Go through the records below line by line. Count the lines with "page" and give the count alone.
____ Data to use
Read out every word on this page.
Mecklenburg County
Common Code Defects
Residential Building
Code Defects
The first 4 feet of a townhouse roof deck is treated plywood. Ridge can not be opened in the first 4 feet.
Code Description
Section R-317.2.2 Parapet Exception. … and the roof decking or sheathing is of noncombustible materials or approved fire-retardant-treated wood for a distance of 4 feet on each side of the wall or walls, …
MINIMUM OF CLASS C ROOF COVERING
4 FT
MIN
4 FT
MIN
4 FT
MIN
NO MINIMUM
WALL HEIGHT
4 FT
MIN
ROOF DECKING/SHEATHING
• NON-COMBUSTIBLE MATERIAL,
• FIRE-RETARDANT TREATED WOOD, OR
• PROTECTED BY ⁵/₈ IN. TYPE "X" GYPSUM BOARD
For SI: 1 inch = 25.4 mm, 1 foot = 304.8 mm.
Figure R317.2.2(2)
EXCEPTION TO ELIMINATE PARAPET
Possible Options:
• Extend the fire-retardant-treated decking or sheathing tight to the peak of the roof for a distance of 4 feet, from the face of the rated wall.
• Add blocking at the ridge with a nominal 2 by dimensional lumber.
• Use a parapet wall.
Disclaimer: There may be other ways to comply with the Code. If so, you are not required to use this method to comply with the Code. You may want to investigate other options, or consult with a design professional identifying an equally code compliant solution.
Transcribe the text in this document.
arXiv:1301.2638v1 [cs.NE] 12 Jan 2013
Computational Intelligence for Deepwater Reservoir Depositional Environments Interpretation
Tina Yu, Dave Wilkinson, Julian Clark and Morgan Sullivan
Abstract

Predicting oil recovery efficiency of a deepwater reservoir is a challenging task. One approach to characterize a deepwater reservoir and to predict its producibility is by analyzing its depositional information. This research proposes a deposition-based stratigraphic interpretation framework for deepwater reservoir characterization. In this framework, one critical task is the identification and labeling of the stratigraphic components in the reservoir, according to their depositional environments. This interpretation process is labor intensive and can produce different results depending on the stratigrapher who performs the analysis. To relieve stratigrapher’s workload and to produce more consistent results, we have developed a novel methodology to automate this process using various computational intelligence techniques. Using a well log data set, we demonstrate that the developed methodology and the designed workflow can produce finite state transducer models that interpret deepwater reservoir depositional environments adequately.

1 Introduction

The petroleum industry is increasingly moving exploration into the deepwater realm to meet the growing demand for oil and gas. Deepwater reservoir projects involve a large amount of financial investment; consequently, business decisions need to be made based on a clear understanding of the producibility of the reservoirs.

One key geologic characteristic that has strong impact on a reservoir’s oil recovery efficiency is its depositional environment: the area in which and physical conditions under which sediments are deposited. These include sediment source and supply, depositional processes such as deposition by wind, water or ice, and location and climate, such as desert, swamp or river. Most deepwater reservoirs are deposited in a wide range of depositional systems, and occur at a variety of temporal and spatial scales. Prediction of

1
________
____ Data to use
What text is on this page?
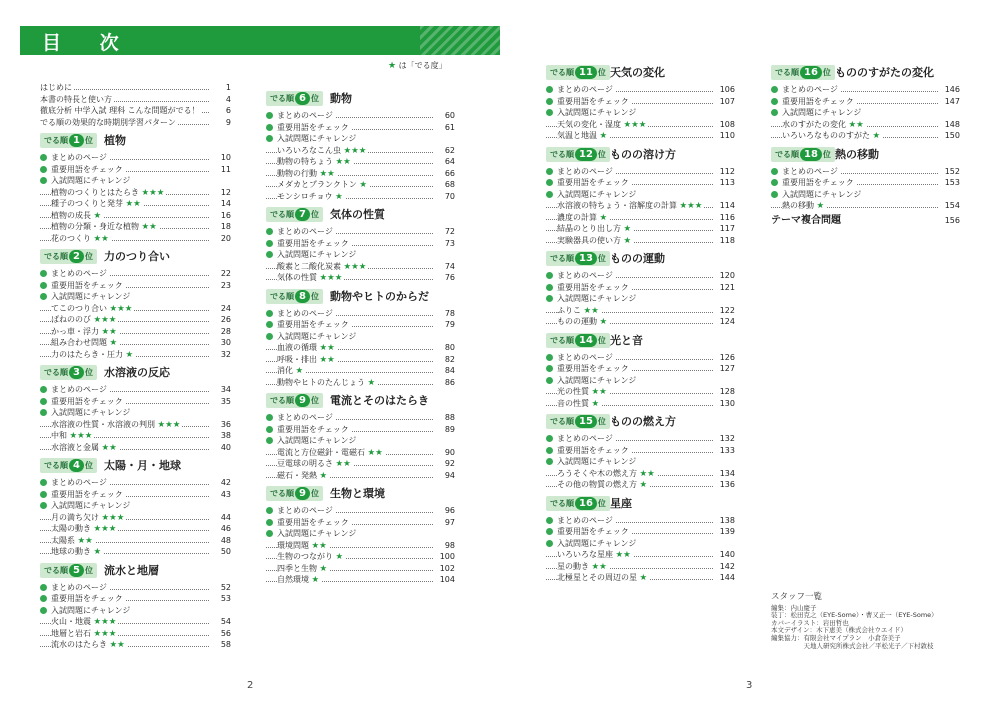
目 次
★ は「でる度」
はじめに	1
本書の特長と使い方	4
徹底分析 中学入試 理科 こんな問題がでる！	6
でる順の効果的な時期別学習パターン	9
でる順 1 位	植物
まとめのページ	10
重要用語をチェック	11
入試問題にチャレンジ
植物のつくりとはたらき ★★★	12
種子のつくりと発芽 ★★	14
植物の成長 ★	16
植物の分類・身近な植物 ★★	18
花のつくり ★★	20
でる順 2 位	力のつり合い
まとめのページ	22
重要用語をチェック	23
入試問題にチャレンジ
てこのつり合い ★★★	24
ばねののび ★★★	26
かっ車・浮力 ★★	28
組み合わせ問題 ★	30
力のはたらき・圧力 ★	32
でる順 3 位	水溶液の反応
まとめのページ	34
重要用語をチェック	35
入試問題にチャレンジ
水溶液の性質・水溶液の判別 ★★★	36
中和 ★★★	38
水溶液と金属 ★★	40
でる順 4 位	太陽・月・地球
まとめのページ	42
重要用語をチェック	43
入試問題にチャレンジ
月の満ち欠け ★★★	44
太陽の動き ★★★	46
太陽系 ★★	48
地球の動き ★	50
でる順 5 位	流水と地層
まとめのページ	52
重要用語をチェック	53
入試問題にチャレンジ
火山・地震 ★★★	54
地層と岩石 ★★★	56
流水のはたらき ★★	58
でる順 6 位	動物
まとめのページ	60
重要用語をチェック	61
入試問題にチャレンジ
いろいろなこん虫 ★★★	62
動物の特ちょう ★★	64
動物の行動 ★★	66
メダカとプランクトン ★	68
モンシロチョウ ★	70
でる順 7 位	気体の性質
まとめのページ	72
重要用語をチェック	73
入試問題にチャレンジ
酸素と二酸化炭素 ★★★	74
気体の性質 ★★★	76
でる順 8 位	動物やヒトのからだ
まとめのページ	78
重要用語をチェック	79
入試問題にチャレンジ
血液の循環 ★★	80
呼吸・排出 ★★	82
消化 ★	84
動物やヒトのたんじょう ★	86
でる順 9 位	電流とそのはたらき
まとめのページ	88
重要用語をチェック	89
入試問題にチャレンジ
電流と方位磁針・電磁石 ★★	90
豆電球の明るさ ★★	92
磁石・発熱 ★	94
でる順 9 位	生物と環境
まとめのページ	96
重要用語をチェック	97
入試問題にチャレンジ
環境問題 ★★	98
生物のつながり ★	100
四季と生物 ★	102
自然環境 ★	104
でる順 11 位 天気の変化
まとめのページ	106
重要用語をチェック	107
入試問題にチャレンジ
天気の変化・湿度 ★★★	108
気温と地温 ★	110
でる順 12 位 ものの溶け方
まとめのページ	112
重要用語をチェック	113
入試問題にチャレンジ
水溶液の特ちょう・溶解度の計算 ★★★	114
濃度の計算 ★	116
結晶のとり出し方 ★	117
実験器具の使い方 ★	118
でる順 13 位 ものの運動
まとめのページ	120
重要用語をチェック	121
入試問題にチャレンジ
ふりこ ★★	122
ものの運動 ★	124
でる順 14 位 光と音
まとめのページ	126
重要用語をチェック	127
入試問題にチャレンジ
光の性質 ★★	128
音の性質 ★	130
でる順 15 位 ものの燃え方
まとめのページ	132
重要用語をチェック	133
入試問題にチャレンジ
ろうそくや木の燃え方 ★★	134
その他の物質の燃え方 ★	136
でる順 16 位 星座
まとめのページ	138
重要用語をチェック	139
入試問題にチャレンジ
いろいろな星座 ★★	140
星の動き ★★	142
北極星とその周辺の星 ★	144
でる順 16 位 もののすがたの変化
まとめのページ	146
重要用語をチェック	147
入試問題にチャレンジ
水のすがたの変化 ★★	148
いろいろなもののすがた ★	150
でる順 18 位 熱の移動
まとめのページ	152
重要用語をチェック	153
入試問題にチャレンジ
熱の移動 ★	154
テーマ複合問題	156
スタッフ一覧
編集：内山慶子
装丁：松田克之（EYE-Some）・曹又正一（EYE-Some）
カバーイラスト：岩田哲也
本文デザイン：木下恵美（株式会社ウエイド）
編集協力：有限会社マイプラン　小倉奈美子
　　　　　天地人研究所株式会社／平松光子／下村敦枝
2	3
________
____ Data to use
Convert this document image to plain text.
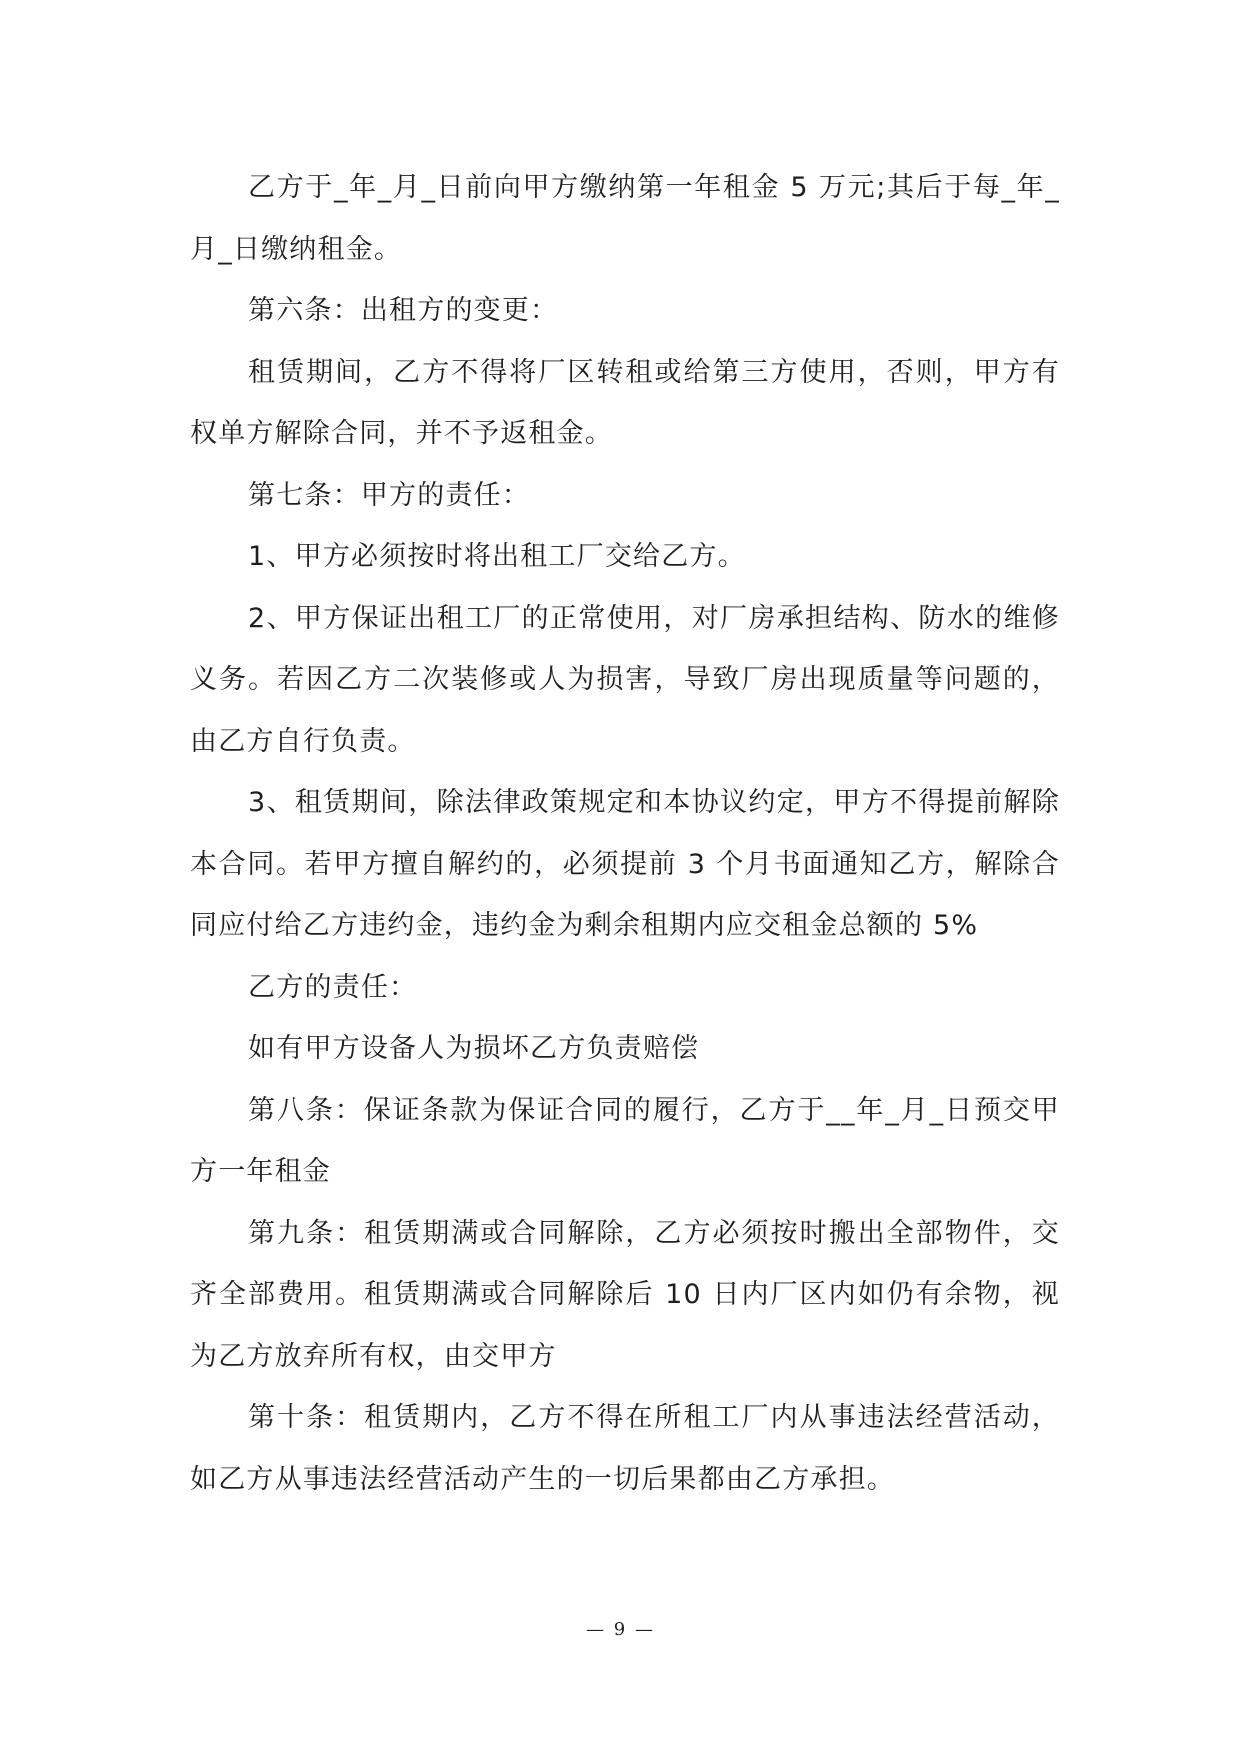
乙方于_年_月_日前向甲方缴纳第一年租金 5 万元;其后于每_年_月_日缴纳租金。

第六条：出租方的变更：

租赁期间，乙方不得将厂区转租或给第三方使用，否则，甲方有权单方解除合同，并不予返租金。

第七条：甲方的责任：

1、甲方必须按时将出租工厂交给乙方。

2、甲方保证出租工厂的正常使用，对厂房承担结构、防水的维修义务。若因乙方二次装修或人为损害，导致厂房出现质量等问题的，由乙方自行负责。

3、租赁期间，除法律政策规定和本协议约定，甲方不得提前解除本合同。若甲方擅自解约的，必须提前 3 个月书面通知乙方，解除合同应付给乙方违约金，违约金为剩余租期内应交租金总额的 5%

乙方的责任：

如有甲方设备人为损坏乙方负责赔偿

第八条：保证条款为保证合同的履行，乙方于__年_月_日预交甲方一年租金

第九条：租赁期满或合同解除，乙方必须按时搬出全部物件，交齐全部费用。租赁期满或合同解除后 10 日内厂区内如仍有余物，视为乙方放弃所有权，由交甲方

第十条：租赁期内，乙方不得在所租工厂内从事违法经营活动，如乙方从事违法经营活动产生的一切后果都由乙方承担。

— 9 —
________
Result> 2